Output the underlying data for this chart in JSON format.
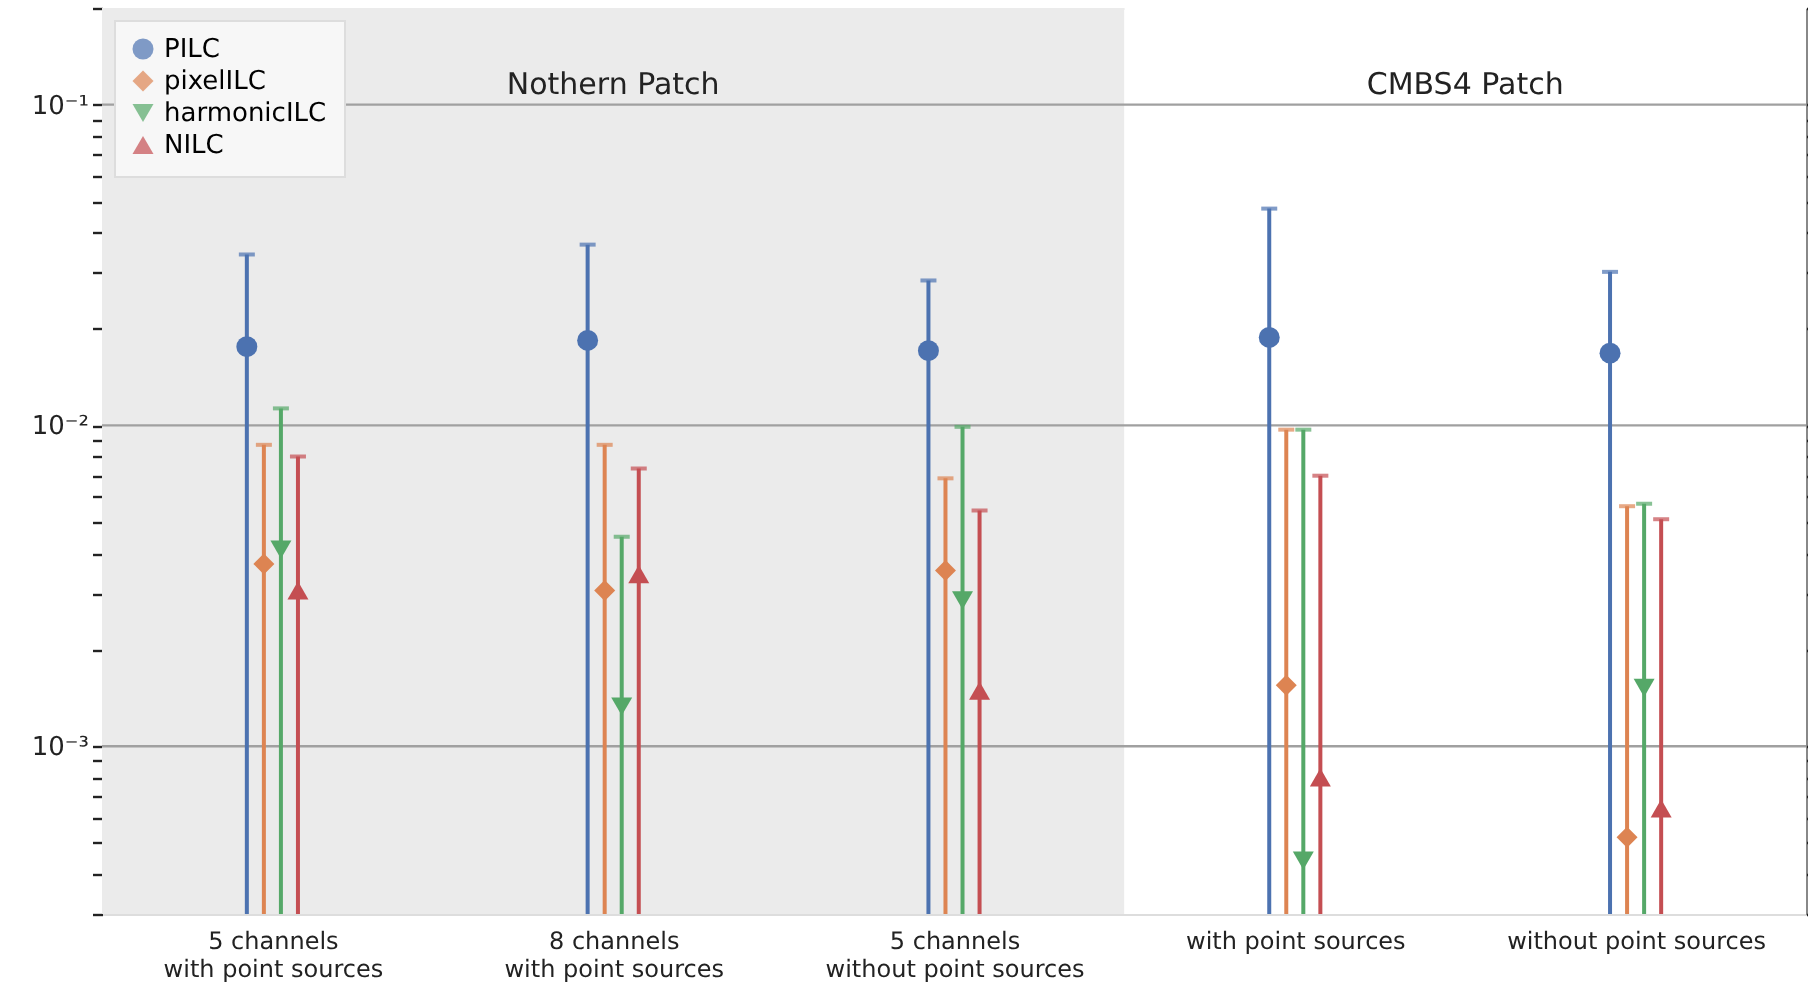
{
  "chart_data": {
    "type": "scatter",
    "categories": [
      "5 channels\nwith point sources",
      "8 channels\nwith point sources",
      "5 channels\nwithout point sources",
      "with point sources",
      "without point sources"
    ],
    "series": [
      {
        "name": "PILC",
        "color": "#4c72b0",
        "marker": "circle",
        "values": [
          0.0176,
          0.0184,
          0.0171,
          0.0188,
          0.0168
        ],
        "errors": [
          [
            0.0003,
            0.0341
          ],
          [
            0.0003,
            0.0366
          ],
          [
            0.0003,
            0.0283
          ],
          [
            0.0003,
            0.0474
          ],
          [
            0.0003,
            0.0301
          ]
        ]
      },
      {
        "name": "pixelILC",
        "color": "#dd8452",
        "marker": "diamond",
        "values": [
          0.0037,
          0.00306,
          0.00353,
          0.00155,
          0.00052
        ],
        "errors": [
          [
            0.0003,
            0.0087
          ],
          [
            0.0003,
            0.0087
          ],
          [
            0.0003,
            0.00684
          ],
          [
            0.0003,
            0.0097
          ],
          [
            0.0003,
            0.0056
          ]
        ]
      },
      {
        "name": "harmonicILC",
        "color": "#55a868",
        "marker": "triangle-down",
        "values": [
          0.0041,
          0.00133,
          0.00285,
          0.00044,
          0.00152
        ],
        "errors": [
          [
            0.0003,
            0.0113
          ],
          [
            0.0003,
            0.0045
          ],
          [
            0.0003,
            0.0099
          ],
          [
            0.0003,
            0.0097
          ],
          [
            0.0003,
            0.0057
          ]
        ]
      },
      {
        "name": "NILC",
        "color": "#c44e52",
        "marker": "triangle",
        "values": [
          0.00306,
          0.00344,
          0.00149,
          0.0008,
          0.00064
        ],
        "errors": [
          [
            0.0003,
            0.008
          ],
          [
            0.0003,
            0.00734
          ],
          [
            0.0003,
            0.00543
          ],
          [
            0.0003,
            0.00697
          ],
          [
            0.0003,
            0.0051
          ]
        ]
      }
    ],
    "log": true,
    "ylim": [
      0.0003,
      0.2
    ],
    "yticks": [
      {
        "value": 0.0003,
        "label": null
      },
      {
        "value": 0.0004,
        "label": null
      },
      {
        "value": 0.0005,
        "label": null
      },
      {
        "value": 0.0006,
        "label": null
      },
      {
        "value": 0.0007,
        "label": null
      },
      {
        "value": 0.0008,
        "label": null
      },
      {
        "value": 0.0009,
        "label": null
      },
      {
        "value": 0.001,
        "label": "10⁻³"
      },
      {
        "value": 0.002,
        "label": null
      },
      {
        "value": 0.003,
        "label": null
      },
      {
        "value": 0.004,
        "label": null
      },
      {
        "value": 0.005,
        "label": null
      },
      {
        "value": 0.006,
        "label": null
      },
      {
        "value": 0.007,
        "label": null
      },
      {
        "value": 0.008,
        "label": null
      },
      {
        "value": 0.009,
        "label": null
      },
      {
        "value": 0.01,
        "label": "10⁻²"
      },
      {
        "value": 0.02,
        "label": null
      },
      {
        "value": 0.03,
        "label": null
      },
      {
        "value": 0.04,
        "label": null
      },
      {
        "value": 0.05,
        "label": null
      },
      {
        "value": 0.06,
        "label": null
      },
      {
        "value": 0.07,
        "label": null
      },
      {
        "value": 0.08,
        "label": null
      },
      {
        "value": 0.09,
        "label": null
      },
      {
        "value": 0.1,
        "label": "10⁻¹"
      },
      {
        "value": 0.2,
        "label": null
      }
    ],
    "grid": "y",
    "legend": "top left",
    "bands": [
      {
        "axis": "x",
        "from": "5 channels\nwith point sources",
        "to": "5 channels\nwithout point sources",
        "label": "Nothern Patch",
        "color": "#ebebeb"
      },
      {
        "axis": "x",
        "from": "with point sources",
        "to": "without point sources",
        "label": "CMBS4 Patch",
        "color": "#ffffff"
      }
    ]
  }
}
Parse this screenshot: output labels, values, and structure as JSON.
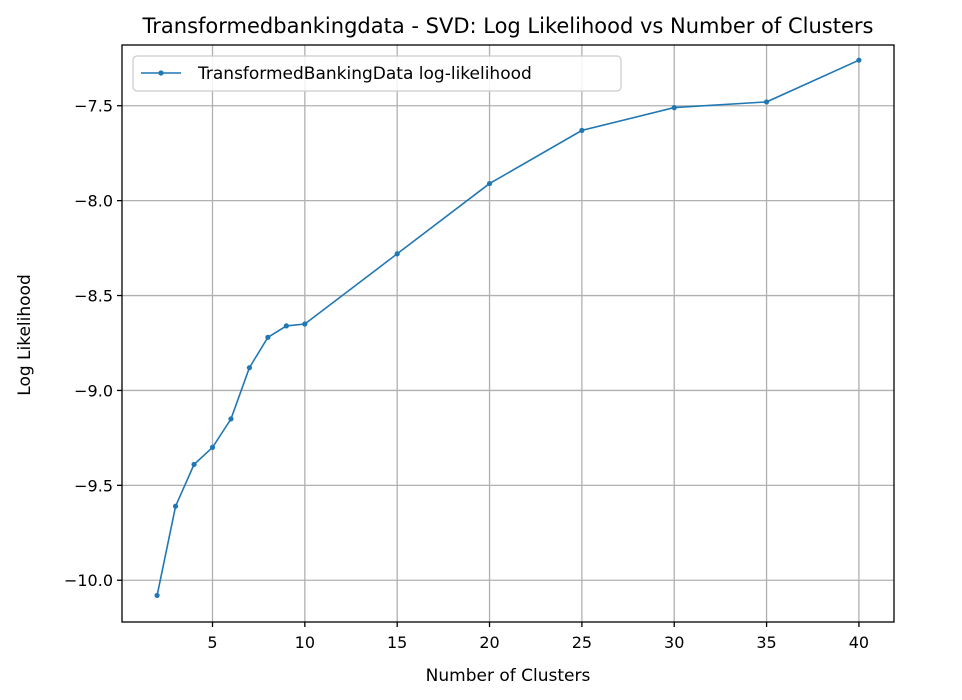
* * * *
> _Goal_
Look through the entries and find each line that has the string "name". Copy those lines.

> _Result_
        "name": "PILC",
        "name": "pixelILC",
        "name": "harmonicILC",
        "name": "NILC",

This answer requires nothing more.